• **EXTRAIT SOURCE**:
Surtout, il y a cet échange que Patrick Gray de Risky.biz a eu avec Joe Fitzpatrick, une autre des personnes nommément identifiées du dossier de Bloomberg BusinessWeek, expert en matériel informatique. Celui-ci indique avoir été en contact avec Jordan Robertson depuis la mi-2017 au sujet de ce dossier, entre deux présentations sur les implants matériels malicieux : « j’ai passé beaucoup de temps avec lui à expliquer comment [ils] fonctionnent ».
Mais à la lecture de l’article de Jordan Robertson et Michael Riley, patatras. Certes, Joe Fitzpratick n’est pas exactement surpris qu’il n’y ait pas là de détails techniques robustes – « c’est écrit pour une audience non technique ». Pour lui, le malaise est ailleurs : « tous les détails vaguement techniques semblent avoir été pris des conversations que j’ai eues sur la manière dont les implants fonctionnent théoriquement, et comment fonctionnait l’appareil que j’ai présenté à Black Hat il y a deux ans ». D’où un étonnement profond : « que 100 % de ce que je lui ai dit soit confirmé par ses sources ». Pour lui, Jordan Robertson et Michael Riley « ont soit d’excellentes sources, soit il se passe quelque chose d’autre ». Mais il y a plus.
Fin août, Jordan Robertson a dévoilé à Joe Fitzpatrick d’autres volets de son enquête. Ce qu'il a alors entendu « n’avait aucun sens pour moi », assure Joe Fitzpatrick. Et d’expliquer à Jordan Robertson que le niveau de compromission qu’il décrit peut être obtenu « de très nombreuses manières différentes, matérielles, logicielles, firmware… l’approche [via implant matériel au long de la chaîne logistique] n’est pas logique, ne passe pas à l’échelle ».
L’expert s’interroge, exprime son scepticisme, et demande à notre confrère s’il est sûr que ses sources disposent bien du niveau de compréhension adéquat pour formuler ce qu’elles avancent. Car pour lui, il serait bien plus simple de compromettre un sous-système d’administration de serveur (BMC) par la voie logicielle, celle de son firmware…
Joe Fitzpatrick demande également à voir des photos des fameux implants. Mais selon lui, Jordan Robertson n’en a aucune à partager : tout ce qu’il a, ce sont ses sources qui assurent les lui décrire. Alors l’illustration de puce malicieuse de la taille d’un grain de sable ? Rien de plus que celle d’un exemple avancé par Joe Fitzpratick, mais sans aucun lien établi avec l’affaire.
It is not about wether individual parts of the story could possibly exist, they can, which is why it seems believable, it is about accuracy in tech reporting. It is about Fake News. Fake News must be challenged wether political or tech, it can not be allowed to stand.
— Space Rogue (@spacerog) October 8, 2018
Sollicité par Patrick Gray, Jordan Robertson a refusé de commenter les propos de Joe Fitzpatrick et renvoyé vers un porte-parole de Bloomberg BusinessWeek. L’un d’eux a assuré à nos confrères de BuzzFeed News que le dossier est « le résultat de plus d’un an d’enquête, durant laquelle nous avons conduit plus d’une centaine d’entretiens ». Et de maintenir, droit dans ses bottes, ce qui a été publié.
Quoi qu’il en soit, pour certains, l’histoire de l’implant matériel chinois dans les cartes mères de Supermicro pour serveur est tout simplement « fausse ». Un expert hautement reconnu du matériel informatique – qui a préféré garder l’anonymat – nous a d’ailleurs indiqué sans ambages considérer que les allégations de nos confrères de Bloomberg BusinessWeek autour de ces fameuses « puces illégales » relèvent du « fake ».

[Entrées de données recueillies]
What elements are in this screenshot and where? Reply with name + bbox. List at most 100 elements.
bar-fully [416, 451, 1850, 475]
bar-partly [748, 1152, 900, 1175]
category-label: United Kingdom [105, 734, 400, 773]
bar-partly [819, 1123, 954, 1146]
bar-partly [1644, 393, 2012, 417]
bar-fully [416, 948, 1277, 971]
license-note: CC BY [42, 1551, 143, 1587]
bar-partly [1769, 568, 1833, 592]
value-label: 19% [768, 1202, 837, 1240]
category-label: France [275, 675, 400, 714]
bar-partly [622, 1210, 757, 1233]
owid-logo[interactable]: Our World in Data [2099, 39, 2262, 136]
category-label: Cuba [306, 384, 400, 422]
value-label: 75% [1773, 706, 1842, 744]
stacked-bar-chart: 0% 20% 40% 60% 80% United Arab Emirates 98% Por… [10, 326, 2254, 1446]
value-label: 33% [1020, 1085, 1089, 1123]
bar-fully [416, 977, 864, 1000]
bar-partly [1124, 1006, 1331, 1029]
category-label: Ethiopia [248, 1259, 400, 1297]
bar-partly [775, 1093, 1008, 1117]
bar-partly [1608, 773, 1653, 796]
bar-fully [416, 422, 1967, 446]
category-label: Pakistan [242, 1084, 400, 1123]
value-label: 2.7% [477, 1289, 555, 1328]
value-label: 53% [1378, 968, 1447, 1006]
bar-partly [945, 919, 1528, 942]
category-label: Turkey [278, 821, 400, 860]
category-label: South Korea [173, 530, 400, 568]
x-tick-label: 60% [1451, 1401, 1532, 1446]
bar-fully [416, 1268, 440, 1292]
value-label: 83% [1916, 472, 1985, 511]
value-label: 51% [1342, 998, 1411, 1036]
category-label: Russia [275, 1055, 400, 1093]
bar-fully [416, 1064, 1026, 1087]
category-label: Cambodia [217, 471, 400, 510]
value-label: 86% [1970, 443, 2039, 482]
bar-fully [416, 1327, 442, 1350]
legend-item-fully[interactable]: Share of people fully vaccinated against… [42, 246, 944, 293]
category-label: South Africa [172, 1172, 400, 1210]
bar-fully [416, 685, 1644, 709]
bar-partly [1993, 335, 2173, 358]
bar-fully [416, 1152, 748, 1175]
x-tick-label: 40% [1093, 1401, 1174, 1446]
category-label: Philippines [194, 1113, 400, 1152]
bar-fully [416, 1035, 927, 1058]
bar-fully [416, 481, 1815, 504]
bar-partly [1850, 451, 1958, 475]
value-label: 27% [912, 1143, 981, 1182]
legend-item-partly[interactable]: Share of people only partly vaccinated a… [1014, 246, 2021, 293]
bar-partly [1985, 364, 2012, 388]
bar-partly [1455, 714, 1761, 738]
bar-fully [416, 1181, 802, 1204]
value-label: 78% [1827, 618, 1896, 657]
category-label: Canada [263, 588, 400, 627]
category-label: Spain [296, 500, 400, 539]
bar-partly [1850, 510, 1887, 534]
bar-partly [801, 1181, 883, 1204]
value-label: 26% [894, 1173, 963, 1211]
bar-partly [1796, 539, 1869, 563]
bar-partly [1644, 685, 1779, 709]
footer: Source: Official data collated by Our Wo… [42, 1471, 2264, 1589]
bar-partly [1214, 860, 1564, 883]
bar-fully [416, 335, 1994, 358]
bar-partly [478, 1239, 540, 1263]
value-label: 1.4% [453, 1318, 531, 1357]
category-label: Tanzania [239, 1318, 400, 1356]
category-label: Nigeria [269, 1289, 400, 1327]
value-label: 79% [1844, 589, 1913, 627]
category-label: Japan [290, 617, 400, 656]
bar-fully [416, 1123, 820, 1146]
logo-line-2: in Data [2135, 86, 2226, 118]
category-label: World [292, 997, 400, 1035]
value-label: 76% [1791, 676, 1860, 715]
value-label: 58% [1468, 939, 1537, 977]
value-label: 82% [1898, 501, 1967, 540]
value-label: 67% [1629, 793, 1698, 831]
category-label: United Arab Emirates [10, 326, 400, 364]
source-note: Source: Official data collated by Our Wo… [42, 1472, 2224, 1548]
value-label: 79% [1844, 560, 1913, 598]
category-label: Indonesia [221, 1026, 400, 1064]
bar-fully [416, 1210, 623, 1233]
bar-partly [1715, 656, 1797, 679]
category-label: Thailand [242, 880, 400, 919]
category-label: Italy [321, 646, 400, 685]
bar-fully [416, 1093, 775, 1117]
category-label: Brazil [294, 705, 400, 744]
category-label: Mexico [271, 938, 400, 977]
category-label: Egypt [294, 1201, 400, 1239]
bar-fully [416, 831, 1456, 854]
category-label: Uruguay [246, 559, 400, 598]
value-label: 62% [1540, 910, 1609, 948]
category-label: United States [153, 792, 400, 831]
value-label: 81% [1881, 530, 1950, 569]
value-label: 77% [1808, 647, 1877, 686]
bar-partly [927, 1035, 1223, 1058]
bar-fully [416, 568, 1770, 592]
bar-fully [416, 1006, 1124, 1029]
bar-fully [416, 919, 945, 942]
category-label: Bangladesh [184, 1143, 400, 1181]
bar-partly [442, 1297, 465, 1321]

• **CONSIGNE 1**:
Traduisez en anglais la phrase suivante de l'extrait source : « Joe Fitzpatrick demande également à voir des photos des fameux implants. »
• **CONSIGNE 2**:
Reproduisez le passage de l'extrait source commençant à « It is not about » et se terminant à « allowed to stand. ».
Le listing provient d'une autre source que l'extrait.

• **CORRIGÉ DÉTAILLÉ 1**:
Joe Fitzpatrick also asks to see photos of the famous implants.

• **CORRIGÉ DÉTAILLÉ 2**:
It is not about wether individual parts of the story could possibly exist, they can, which is why it seems believable, it is about accuracy in tech reporting. It is about Fake News. Fake News must be challenged wether political or tech, it can not be allowed to stand.